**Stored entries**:
========
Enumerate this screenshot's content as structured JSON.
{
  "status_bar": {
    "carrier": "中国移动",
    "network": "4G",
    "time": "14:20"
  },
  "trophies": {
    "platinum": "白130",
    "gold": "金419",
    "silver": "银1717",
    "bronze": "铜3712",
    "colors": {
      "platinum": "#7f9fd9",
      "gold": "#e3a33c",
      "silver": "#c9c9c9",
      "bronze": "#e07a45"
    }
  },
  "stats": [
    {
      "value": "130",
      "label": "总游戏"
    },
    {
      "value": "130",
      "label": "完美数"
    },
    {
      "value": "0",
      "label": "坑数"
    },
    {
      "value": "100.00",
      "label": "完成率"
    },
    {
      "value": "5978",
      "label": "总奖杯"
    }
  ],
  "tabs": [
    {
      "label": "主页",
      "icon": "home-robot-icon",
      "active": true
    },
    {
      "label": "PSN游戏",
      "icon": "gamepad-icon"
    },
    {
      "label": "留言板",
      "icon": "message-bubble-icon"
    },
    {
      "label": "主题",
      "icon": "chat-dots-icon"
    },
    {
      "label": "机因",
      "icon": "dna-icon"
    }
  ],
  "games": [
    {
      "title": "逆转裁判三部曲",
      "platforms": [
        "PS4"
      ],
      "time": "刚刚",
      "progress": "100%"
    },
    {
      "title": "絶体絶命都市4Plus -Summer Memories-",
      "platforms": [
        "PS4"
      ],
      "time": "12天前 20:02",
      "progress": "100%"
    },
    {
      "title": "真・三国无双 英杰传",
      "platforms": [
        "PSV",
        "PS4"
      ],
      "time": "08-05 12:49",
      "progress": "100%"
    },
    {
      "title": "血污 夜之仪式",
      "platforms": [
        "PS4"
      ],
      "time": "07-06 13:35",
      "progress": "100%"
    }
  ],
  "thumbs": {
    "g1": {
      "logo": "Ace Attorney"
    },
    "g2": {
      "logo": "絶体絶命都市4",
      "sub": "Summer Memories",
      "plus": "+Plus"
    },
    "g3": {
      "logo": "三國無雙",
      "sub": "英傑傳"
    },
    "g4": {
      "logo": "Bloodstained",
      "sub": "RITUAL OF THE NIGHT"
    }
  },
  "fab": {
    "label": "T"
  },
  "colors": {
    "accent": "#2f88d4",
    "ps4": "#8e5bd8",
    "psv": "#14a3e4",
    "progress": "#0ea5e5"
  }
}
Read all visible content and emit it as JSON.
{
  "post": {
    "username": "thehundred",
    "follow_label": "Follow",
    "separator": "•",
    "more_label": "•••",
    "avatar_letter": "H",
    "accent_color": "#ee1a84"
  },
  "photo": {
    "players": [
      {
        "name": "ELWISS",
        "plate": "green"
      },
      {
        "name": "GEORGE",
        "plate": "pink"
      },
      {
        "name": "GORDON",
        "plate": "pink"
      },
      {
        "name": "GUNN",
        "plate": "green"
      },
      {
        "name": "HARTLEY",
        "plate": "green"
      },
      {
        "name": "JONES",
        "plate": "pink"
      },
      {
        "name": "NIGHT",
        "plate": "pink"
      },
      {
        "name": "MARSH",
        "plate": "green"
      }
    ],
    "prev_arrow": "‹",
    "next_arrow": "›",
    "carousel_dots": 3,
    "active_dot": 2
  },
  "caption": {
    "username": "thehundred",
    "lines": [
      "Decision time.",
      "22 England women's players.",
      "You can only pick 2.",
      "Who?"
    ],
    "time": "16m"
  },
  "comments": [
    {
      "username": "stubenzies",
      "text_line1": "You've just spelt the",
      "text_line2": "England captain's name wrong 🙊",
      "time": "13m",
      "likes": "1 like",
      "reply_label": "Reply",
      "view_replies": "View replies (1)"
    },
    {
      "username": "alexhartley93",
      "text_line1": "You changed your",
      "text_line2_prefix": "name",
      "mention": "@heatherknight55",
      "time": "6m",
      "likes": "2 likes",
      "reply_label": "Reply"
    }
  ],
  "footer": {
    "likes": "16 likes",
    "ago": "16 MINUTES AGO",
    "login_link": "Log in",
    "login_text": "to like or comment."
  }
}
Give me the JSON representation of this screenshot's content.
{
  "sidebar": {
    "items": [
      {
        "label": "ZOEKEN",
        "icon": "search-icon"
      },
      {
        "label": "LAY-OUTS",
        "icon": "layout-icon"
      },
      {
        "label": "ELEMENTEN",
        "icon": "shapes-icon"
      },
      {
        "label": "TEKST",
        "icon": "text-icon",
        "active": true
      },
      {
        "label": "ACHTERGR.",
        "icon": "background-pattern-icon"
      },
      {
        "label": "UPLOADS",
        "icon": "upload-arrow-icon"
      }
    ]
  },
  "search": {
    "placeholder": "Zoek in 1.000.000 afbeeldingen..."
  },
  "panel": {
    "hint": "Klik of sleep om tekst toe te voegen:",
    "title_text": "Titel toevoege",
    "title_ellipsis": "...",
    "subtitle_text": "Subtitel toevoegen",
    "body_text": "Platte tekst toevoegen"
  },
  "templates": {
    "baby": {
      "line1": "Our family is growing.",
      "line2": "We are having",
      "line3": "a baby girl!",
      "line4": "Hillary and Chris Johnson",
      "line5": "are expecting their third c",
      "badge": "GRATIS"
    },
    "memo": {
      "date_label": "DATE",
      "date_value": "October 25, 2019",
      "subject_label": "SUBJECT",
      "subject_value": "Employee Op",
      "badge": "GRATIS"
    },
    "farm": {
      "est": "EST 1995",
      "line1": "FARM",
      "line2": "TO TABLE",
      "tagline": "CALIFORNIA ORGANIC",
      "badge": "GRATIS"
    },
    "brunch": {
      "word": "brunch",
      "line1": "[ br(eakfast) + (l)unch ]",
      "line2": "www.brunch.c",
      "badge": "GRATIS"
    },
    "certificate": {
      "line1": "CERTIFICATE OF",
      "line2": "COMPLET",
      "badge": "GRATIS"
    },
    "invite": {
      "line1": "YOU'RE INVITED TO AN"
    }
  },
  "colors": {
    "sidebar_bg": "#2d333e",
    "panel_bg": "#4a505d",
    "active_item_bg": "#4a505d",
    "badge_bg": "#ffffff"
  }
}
========
Output an exact copy of each record.

**Right answer**:
Enumerate this screenshot's content as structured JSON.
{
  "status_bar": {
    "carrier": "中国移动",
    "network": "4G",
    "time": "14:20"
  },
  "trophies": {
    "platinum": "白130",
    "gold": "金419",
    "silver": "银1717",
    "bronze": "铜3712",
    "colors": {
      "platinum": "#7f9fd9",
      "gold": "#e3a33c",
      "silver": "#c9c9c9",
      "bronze": "#e07a45"
    }
  },
  "stats": [
    {
      "value": "130",
      "label": "总游戏"
    },
    {
      "value": "130",
      "label": "完美数"
    },
    {
      "value": "0",
      "label": "坑数"
    },
    {
      "value": "100.00",
      "label": "完成率"
    },
    {
      "value": "5978",
      "label": "总奖杯"
    }
  ],
  "tabs": [
    {
      "label": "主页",
      "icon": "home-robot-icon",
      "active": true
    },
    {
      "label": "PSN游戏",
      "icon": "gamepad-icon"
    },
    {
      "label": "留言板",
      "icon": "message-bubble-icon"
    },
    {
      "label": "主题",
      "icon": "chat-dots-icon"
    },
    {
      "label": "机因",
      "icon": "dna-icon"
    }
  ],
  "games": [
    {
      "title": "逆转裁判三部曲",
      "platforms": [
        "PS4"
      ],
      "time": "刚刚",
      "progress": "100%"
    },
    {
      "title": "絶体絶命都市4Plus -Summer Memories-",
      "platforms": [
        "PS4"
      ],
      "time": "12天前 20:02",
      "progress": "100%"
    },
    {
      "title": "真・三国无双 英杰传",
      "platforms": [
        "PSV",
        "PS4"
      ],
      "time": "08-05 12:49",
      "progress": "100%"
    },
    {
      "title": "血污 夜之仪式",
      "platforms": [
        "PS4"
      ],
      "time": "07-06 13:35",
      "progress": "100%"
    }
  ],
  "thumbs": {
    "g1": {
      "logo": "Ace Attorney"
    },
    "g2": {
      "logo": "絶体絶命都市4",
      "sub": "Summer Memories",
      "plus": "+Plus"
    },
    "g3": {
      "logo": "三國無雙",
      "sub": "英傑傳"
    },
    "g4": {
      "logo": "Bloodstained",
      "sub": "RITUAL OF THE NIGHT"
    }
  },
  "fab": {
    "label": "T"
  },
  "colors": {
    "accent": "#2f88d4",
    "ps4": "#8e5bd8",
    "psv": "#14a3e4",
    "progress": "#0ea5e5"
  }
}
Read all visible content and emit it as JSON.
{
  "post": {
    "username": "thehundred",
    "follow_label": "Follow",
    "separator": "•",
    "more_label": "•••",
    "avatar_letter": "H",
    "accent_color": "#ee1a84"
  },
  "photo": {
    "players": [
      {
        "name": "ELWISS",
        "plate": "green"
      },
      {
        "name": "GEORGE",
        "plate": "pink"
      },
      {
        "name": "GORDON",
        "plate": "pink"
      },
      {
        "name": "GUNN",
        "plate": "green"
      },
      {
        "name": "HARTLEY",
        "plate": "green"
      },
      {
        "name": "JONES",
        "plate": "pink"
      },
      {
        "name": "NIGHT",
        "plate": "pink"
      },
      {
        "name": "MARSH",
        "plate": "green"
      }
    ],
    "prev_arrow": "‹",
    "next_arrow": "›",
    "carousel_dots": 3,
    "active_dot": 2
  },
  "caption": {
    "username": "thehundred",
    "lines": [
      "Decision time.",
      "22 England women's players.",
      "You can only pick 2.",
      "Who?"
    ],
    "time": "16m"
  },
  "comments": [
    {
      "username": "stubenzies",
      "text_line1": "You've just spelt the",
      "text_line2": "England captain's name wrong 🙊",
      "time": "13m",
      "likes": "1 like",
      "reply_label": "Reply",
      "view_replies": "View replies (1)"
    },
    {
      "username": "alexhartley93",
      "text_line1": "You changed your",
      "text_line2_prefix": "name",
      "mention": "@heatherknight55",
      "time": "6m",
      "likes": "2 likes",
      "reply_label": "Reply"
    }
  ],
  "footer": {
    "likes": "16 likes",
    "ago": "16 MINUTES AGO",
    "login_link": "Log in",
    "login_text": "to like or comment."
  }
}
Give me the JSON representation of this screenshot's content.
{
  "sidebar": {
    "items": [
      {
        "label": "ZOEKEN",
        "icon": "search-icon"
      },
      {
        "label": "LAY-OUTS",
        "icon": "layout-icon"
      },
      {
        "label": "ELEMENTEN",
        "icon": "shapes-icon"
      },
      {
        "label": "TEKST",
        "icon": "text-icon",
        "active": true
      },
      {
        "label": "ACHTERGR.",
        "icon": "background-pattern-icon"
      },
      {
        "label": "UPLOADS",
        "icon": "upload-arrow-icon"
      }
    ]
  },
  "search": {
    "placeholder": "Zoek in 1.000.000 afbeeldingen..."
  },
  "panel": {
    "hint": "Klik of sleep om tekst toe te voegen:",
    "title_text": "Titel toevoege",
    "title_ellipsis": "...",
    "subtitle_text": "Subtitel toevoegen",
    "body_text": "Platte tekst toevoegen"
  },
  "templates": {
    "baby": {
      "line1": "Our family is growing.",
      "line2": "We are having",
      "line3": "a baby girl!",
      "line4": "Hillary and Chris Johnson",
      "line5": "are expecting their third c",
      "badge": "GRATIS"
    },
    "memo": {
      "date_label": "DATE",
      "date_value": "October 25, 2019",
      "subject_label": "SUBJECT",
      "subject_value": "Employee Op",
      "badge": "GRATIS"
    },
    "farm": {
      "est": "EST 1995",
      "line1": "FARM",
      "line2": "TO TABLE",
      "tagline": "CALIFORNIA ORGANIC",
      "badge": "GRATIS"
    },
    "brunch": {
      "word": "brunch",
      "line1": "[ br(eakfast) + (l)unch ]",
      "line2": "www.brunch.c",
      "badge": "GRATIS"
    },
    "certificate": {
      "line1": "CERTIFICATE OF",
      "line2": "COMPLET",
      "badge": "GRATIS"
    },
    "invite": {
      "line1": "YOU'RE INVITED TO AN"
    }
  },
  "colors": {
    "sidebar_bg": "#2d333e",
    "panel_bg": "#4a505d",
    "active_item_bg": "#4a505d",
    "badge_bg": "#ffffff"
  }
}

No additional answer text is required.